• **Exercise requirements**: Gather every line that includes the word "should", please.

• **Recorded information**:

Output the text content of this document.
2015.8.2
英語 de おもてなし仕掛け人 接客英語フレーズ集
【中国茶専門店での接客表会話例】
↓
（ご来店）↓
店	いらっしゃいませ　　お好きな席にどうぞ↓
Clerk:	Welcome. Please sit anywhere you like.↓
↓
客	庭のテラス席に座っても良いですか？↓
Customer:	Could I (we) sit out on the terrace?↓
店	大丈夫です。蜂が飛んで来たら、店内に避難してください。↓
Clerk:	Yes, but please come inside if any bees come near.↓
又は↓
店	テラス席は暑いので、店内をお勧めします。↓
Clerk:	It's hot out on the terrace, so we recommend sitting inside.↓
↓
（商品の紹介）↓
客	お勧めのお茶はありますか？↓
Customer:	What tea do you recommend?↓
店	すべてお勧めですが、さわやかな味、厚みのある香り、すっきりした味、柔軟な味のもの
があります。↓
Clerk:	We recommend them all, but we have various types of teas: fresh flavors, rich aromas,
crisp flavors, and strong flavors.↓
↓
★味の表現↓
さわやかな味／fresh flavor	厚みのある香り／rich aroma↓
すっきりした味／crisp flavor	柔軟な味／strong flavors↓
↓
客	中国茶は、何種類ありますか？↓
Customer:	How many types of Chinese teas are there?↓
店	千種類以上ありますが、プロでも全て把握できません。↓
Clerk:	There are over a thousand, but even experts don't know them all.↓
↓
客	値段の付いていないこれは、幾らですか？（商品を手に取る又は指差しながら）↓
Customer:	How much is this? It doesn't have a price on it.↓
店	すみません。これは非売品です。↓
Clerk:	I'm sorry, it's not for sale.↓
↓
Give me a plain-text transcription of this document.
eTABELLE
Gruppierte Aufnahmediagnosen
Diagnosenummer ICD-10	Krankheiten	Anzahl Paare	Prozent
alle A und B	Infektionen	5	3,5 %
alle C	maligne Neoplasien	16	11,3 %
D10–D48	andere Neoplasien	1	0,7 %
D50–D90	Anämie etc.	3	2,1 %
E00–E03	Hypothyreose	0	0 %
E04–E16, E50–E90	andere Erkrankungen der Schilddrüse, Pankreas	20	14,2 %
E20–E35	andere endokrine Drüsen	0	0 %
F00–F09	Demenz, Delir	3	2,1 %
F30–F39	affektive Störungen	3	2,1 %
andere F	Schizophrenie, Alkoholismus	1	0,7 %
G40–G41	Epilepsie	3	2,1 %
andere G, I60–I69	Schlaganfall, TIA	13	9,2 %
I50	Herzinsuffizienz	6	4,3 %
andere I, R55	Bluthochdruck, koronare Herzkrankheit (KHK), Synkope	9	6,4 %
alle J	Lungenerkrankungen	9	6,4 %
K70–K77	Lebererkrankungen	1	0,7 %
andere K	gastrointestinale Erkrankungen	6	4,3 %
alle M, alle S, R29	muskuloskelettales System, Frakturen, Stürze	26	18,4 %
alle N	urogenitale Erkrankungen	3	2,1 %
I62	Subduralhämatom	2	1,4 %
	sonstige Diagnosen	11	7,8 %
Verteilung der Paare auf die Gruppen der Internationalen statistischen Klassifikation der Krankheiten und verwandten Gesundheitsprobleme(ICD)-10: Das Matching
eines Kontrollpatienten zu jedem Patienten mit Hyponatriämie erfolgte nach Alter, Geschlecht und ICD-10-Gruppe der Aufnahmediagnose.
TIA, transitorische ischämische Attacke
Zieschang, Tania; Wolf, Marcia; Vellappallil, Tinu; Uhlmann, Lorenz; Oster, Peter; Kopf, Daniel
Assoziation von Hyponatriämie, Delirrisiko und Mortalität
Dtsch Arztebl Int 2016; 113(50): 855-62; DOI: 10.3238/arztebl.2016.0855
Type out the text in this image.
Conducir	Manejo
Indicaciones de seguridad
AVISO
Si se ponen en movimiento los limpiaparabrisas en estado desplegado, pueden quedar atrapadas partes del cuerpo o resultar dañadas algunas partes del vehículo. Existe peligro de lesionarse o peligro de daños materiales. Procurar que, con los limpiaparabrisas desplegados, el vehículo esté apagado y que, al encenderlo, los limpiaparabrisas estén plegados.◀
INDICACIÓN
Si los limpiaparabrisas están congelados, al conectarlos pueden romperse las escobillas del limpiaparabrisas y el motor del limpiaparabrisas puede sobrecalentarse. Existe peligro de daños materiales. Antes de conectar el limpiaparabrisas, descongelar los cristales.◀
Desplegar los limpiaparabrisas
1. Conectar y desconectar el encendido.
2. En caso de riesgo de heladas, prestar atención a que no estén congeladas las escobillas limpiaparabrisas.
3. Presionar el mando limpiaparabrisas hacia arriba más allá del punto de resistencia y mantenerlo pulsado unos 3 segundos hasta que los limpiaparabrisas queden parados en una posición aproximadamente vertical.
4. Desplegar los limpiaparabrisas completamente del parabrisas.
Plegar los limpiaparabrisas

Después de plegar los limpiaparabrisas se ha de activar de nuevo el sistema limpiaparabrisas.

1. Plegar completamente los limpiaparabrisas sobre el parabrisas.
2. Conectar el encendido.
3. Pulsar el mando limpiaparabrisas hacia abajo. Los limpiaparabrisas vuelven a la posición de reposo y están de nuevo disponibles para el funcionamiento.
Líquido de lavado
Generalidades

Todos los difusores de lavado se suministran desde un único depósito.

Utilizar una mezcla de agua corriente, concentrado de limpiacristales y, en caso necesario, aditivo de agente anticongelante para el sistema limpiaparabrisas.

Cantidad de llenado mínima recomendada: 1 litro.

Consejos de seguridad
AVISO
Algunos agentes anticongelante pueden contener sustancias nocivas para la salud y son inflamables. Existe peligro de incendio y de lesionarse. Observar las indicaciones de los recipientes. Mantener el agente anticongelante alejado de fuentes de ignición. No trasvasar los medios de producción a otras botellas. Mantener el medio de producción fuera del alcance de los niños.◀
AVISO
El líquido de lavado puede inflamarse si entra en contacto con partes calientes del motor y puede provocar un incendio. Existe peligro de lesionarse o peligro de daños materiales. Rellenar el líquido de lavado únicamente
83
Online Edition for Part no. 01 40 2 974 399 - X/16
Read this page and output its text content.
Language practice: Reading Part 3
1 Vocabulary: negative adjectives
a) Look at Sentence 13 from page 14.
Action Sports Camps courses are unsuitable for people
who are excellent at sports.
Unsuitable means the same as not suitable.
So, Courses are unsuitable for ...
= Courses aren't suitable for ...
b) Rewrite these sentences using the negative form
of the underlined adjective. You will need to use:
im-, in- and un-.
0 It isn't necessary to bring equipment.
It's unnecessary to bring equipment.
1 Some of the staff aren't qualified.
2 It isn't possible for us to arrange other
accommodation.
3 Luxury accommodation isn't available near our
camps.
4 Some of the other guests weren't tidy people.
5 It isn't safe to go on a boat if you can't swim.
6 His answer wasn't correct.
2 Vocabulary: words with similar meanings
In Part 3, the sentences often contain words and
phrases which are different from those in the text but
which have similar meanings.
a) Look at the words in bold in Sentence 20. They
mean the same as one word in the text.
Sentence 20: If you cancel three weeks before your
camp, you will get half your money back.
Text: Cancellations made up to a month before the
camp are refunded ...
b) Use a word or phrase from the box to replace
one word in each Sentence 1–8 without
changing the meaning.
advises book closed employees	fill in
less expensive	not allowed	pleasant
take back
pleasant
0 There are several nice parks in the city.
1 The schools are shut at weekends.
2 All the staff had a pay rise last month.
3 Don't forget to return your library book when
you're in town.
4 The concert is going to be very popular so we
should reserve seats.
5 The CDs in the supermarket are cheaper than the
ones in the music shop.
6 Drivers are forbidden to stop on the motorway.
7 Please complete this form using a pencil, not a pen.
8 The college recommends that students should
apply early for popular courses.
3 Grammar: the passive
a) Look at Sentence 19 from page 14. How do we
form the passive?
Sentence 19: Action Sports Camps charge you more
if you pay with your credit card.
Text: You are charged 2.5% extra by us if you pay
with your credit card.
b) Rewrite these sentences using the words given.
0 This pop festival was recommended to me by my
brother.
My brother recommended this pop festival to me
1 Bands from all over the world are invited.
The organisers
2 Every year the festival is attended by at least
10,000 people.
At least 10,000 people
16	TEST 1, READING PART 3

• **Task answer**:
should reserve seats.
8 The college recommends that students should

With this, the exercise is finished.